JOB:
Reproduce every record below exactly as written, but leave out any pictures.

::::::::::

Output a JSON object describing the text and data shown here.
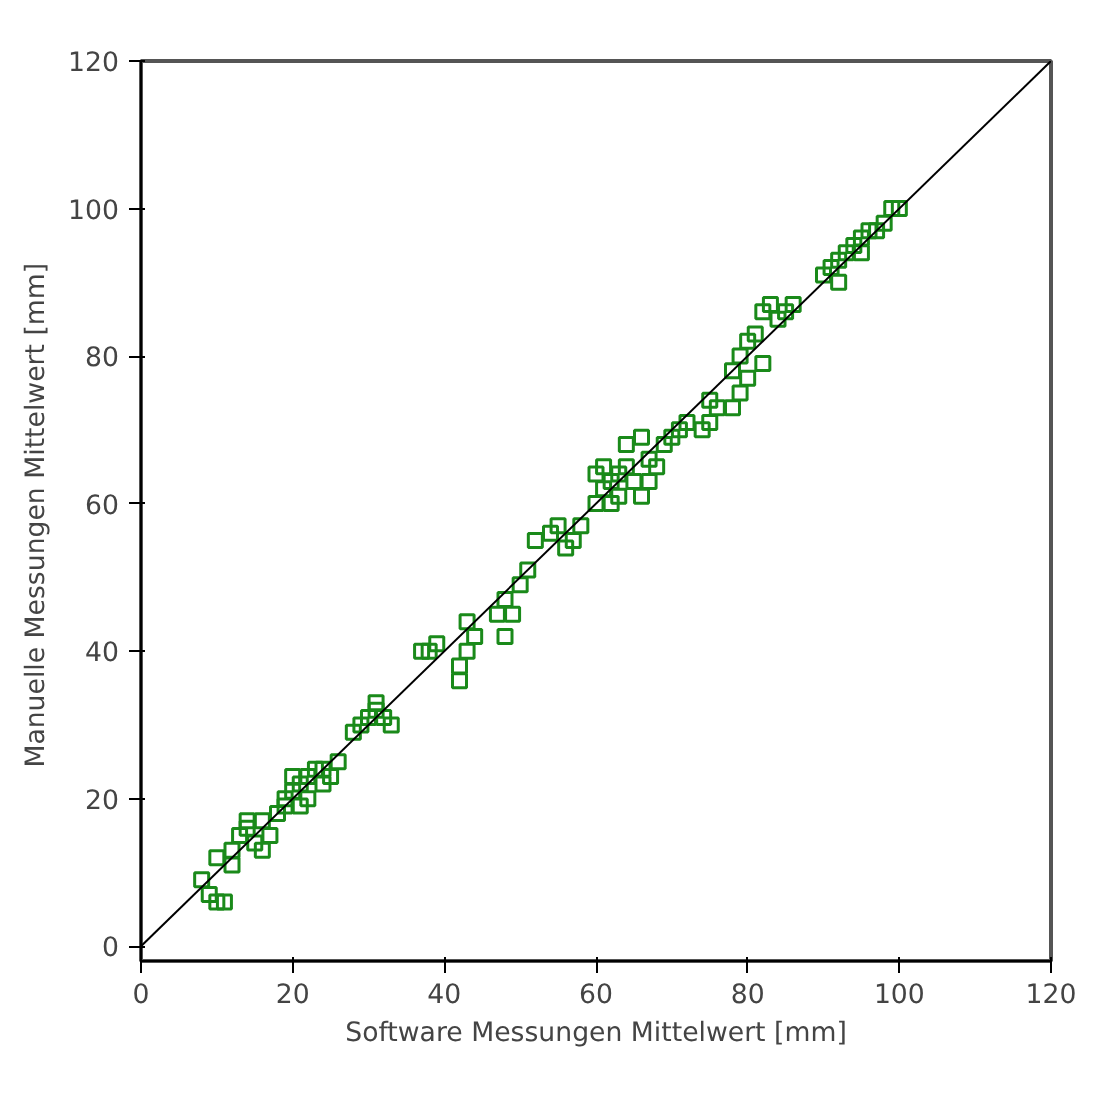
{
  "chart_data": {
    "type": "scatter",
    "xlabel": "Software Messungen Mittelwert [mm]",
    "ylabel": "Manuelle Messungen Mittelwert  [mm]",
    "xlim": [
      0,
      120
    ],
    "ylim": [
      -2,
      120
    ],
    "xticks": [
      0,
      20,
      40,
      60,
      80,
      100,
      120
    ],
    "yticks": [
      0,
      20,
      40,
      60,
      80,
      100,
      120
    ],
    "grid": false,
    "series": [
      {
        "marker": "square",
        "color": "#1a8a1a",
        "x": [
          8,
          9,
          10,
          11,
          10,
          12,
          13,
          14,
          15,
          16,
          17,
          18,
          14,
          19,
          16,
          12,
          20,
          21,
          22,
          23,
          24,
          25,
          20,
          22,
          21,
          26,
          24,
          19,
          29,
          30,
          31,
          32,
          33,
          28,
          31,
          37,
          38,
          39,
          42,
          43,
          42,
          44,
          43,
          47,
          48,
          49,
          48,
          50,
          51,
          52,
          54,
          55,
          56,
          58,
          57,
          60,
          61,
          62,
          63,
          64,
          62,
          63,
          65,
          60,
          61,
          64,
          66,
          67,
          68,
          69,
          70,
          71,
          66,
          72,
          67,
          74,
          75,
          75,
          76,
          78,
          79,
          80,
          78,
          79,
          80,
          81,
          82,
          83,
          85,
          86,
          84,
          82,
          90,
          91,
          92,
          93,
          94,
          95,
          96,
          95,
          97,
          98,
          99,
          100,
          92
        ],
        "values": [
          9,
          7,
          6,
          6,
          12,
          13,
          15,
          16,
          14,
          17,
          15,
          18,
          17,
          19,
          13,
          11,
          21,
          22,
          23,
          24,
          22,
          23,
          23,
          20,
          19,
          25,
          24,
          20,
          30,
          31,
          32,
          31,
          30,
          29,
          33,
          40,
          40,
          41,
          38,
          40,
          36,
          42,
          44,
          45,
          47,
          45,
          42,
          49,
          51,
          55,
          56,
          57,
          54,
          57,
          55,
          60,
          62,
          63,
          64,
          65,
          60,
          61,
          63,
          64,
          65,
          68,
          61,
          66,
          65,
          68,
          69,
          70,
          69,
          71,
          63,
          70,
          71,
          74,
          73,
          73,
          75,
          77,
          78,
          80,
          82,
          83,
          86,
          87,
          86,
          87,
          85,
          79,
          91,
          92,
          93,
          94,
          95,
          96,
          97,
          94,
          97,
          98,
          100,
          100,
          90
        ]
      },
      {
        "type": "line",
        "color": "#000000",
        "line_style": "solid",
        "x": [
          0,
          120
        ],
        "values": [
          0,
          120
        ]
      }
    ]
  }
}
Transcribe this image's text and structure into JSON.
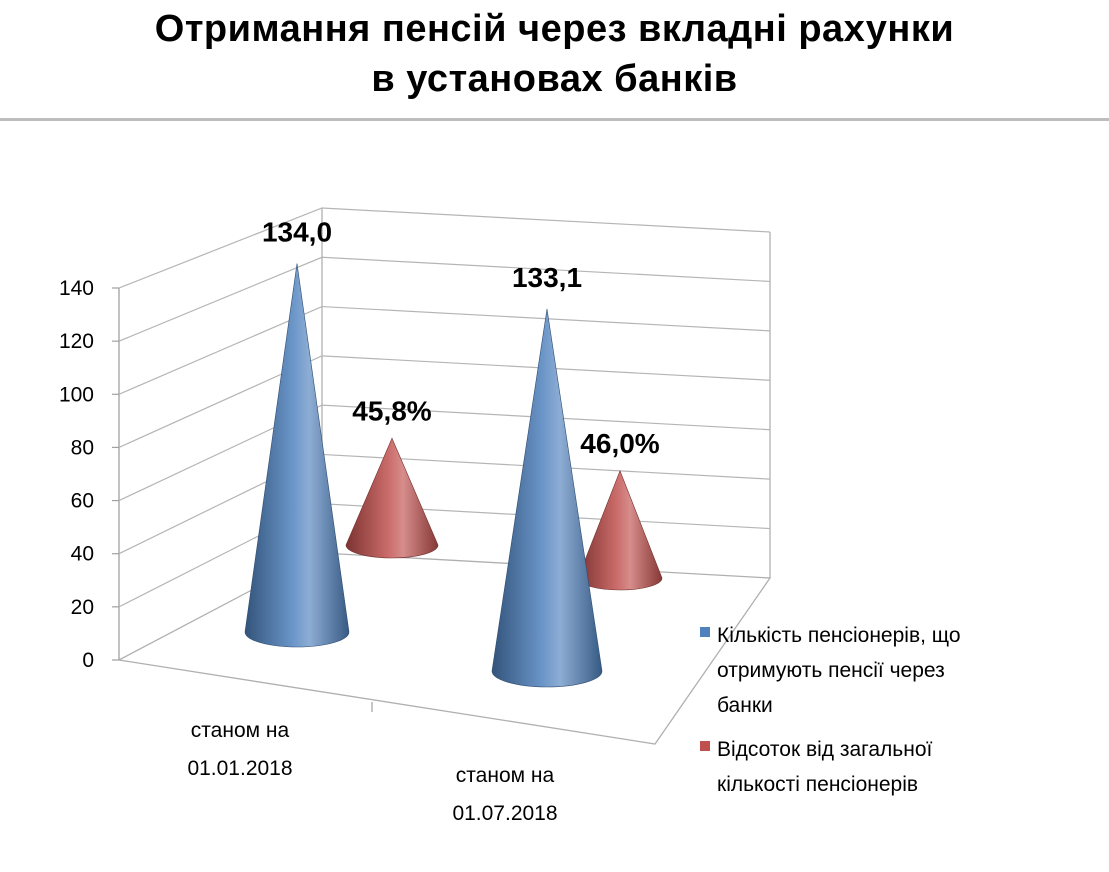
{
  "title_line1": "Отримання пенсій через вкладні рахунки",
  "title_line2": "в установах банків",
  "chart_data": {
    "type": "bar",
    "subtype": "3d-cone",
    "categories": [
      [
        "станом на",
        "01.01.2018"
      ],
      [
        "станом на",
        "01.07.2018"
      ]
    ],
    "series": [
      {
        "name_lines": [
          "Кількість пенсіонерів, що",
          "отримують пенсії через",
          "банки"
        ],
        "color": "#4f81bd",
        "values": [
          134.0,
          133.1
        ],
        "labels": [
          "134,0",
          "133,1"
        ]
      },
      {
        "name_lines": [
          "Відсоток від загальної",
          "кількості пенсіонерів"
        ],
        "color": "#c0504d",
        "values": [
          45.8,
          46.0
        ],
        "labels": [
          "45,8%",
          "46,0%"
        ]
      }
    ],
    "ylim": [
      0,
      140
    ],
    "yticks": [
      "0",
      "20",
      "40",
      "60",
      "80",
      "100",
      "120",
      "140"
    ],
    "grid": true,
    "legend": "right"
  }
}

::::::::::

IN RESPONSE:
Output a JSON object describing the text and data shown here.
{
  "chart_data": {
    "type": "scatter",
    "xlabel": "Software Messungen Mittelwert [mm]",
    "ylabel": "Manuelle Messungen Mittelwert  [mm]",
    "xlim": [
      0,
      120
    ],
    "ylim": [
      -2,
      120
    ],
    "xticks": [
      0,
      20,
      40,
      60,
      80,
      100,
      120
    ],
    "yticks": [
      0,
      20,
      40,
      60,
      80,
      100,
      120
    ],
    "grid": false,
    "series": [
      {
        "marker": "square",
        "color": "#1a8a1a",
        "x": [
          8,
          9,
          10,
          11,
          10,
          12,
          13,
          14,
          15,
          16,
          17,
          18,
          14,
          19,
          16,
          12,
          20,
          21,
          22,
          23,
          24,
          25,
          20,
          22,
          21,
          26,
          24,
          19,
          29,
          30,
          31,
          32,
          33,
          28,
          31,
          37,
          38,
          39,
          42,
          43,
          42,
          44,
          43,
          47,
          48,
          49,
          48,
          50,
          51,
          52,
          54,
          55,
          56,
          58,
          57,
          60,
          61,
          62,
          63,
          64,
          62,
          63,
          65,
          60,
          61,
          64,
          66,
          67,
          68,
          69,
          70,
          71,
          66,
          72,
          67,
          74,
          75,
          75,
          76,
          78,
          79,
          80,
          78,
          79,
          80,
          81,
          82,
          83,
          85,
          86,
          84,
          82,
          90,
          91,
          92,
          93,
          94,
          95,
          96,
          95,
          97,
          98,
          99,
          100,
          92
        ],
        "values": [
          9,
          7,
          6,
          6,
          12,
          13,
          15,
          16,
          14,
          17,
          15,
          18,
          17,
          19,
          13,
          11,
          21,
          22,
          23,
          24,
          22,
          23,
          23,
          20,
          19,
          25,
          24,
          20,
          30,
          31,
          32,
          31,
          30,
          29,
          33,
          40,
          40,
          41,
          38,
          40,
          36,
          42,
          44,
          45,
          47,
          45,
          42,
          49,
          51,
          55,
          56,
          57,
          54,
          57,
          55,
          60,
          62,
          63,
          64,
          65,
          60,
          61,
          63,
          64,
          65,
          68,
          61,
          66,
          65,
          68,
          69,
          70,
          69,
          71,
          63,
          70,
          71,
          74,
          73,
          73,
          75,
          77,
          78,
          80,
          82,
          83,
          86,
          87,
          86,
          87,
          85,
          79,
          91,
          92,
          93,
          94,
          95,
          96,
          97,
          94,
          97,
          98,
          100,
          100,
          90
        ]
      },
      {
        "type": "line",
        "color": "#000000",
        "line_style": "solid",
        "x": [
          0,
          120
        ],
        "values": [
          0,
          120
        ]
      }
    ]
  }
}
Transcribe this image's text and structure into JSON.
{
  "title_line1": "Отримання пенсій через вкладні рахунки",
  "title_line2": "в установах банків",
  "chart_data": {
    "type": "bar",
    "subtype": "3d-cone",
    "categories": [
      [
        "станом на",
        "01.01.2018"
      ],
      [
        "станом на",
        "01.07.2018"
      ]
    ],
    "series": [
      {
        "name_lines": [
          "Кількість пенсіонерів, що",
          "отримують пенсії через",
          "банки"
        ],
        "color": "#4f81bd",
        "values": [
          134.0,
          133.1
        ],
        "labels": [
          "134,0",
          "133,1"
        ]
      },
      {
        "name_lines": [
          "Відсоток від загальної",
          "кількості пенсіонерів"
        ],
        "color": "#c0504d",
        "values": [
          45.8,
          46.0
        ],
        "labels": [
          "45,8%",
          "46,0%"
        ]
      }
    ],
    "ylim": [
      0,
      140
    ],
    "yticks": [
      "0",
      "20",
      "40",
      "60",
      "80",
      "100",
      "120",
      "140"
    ],
    "grid": true,
    "legend": "right"
  }
}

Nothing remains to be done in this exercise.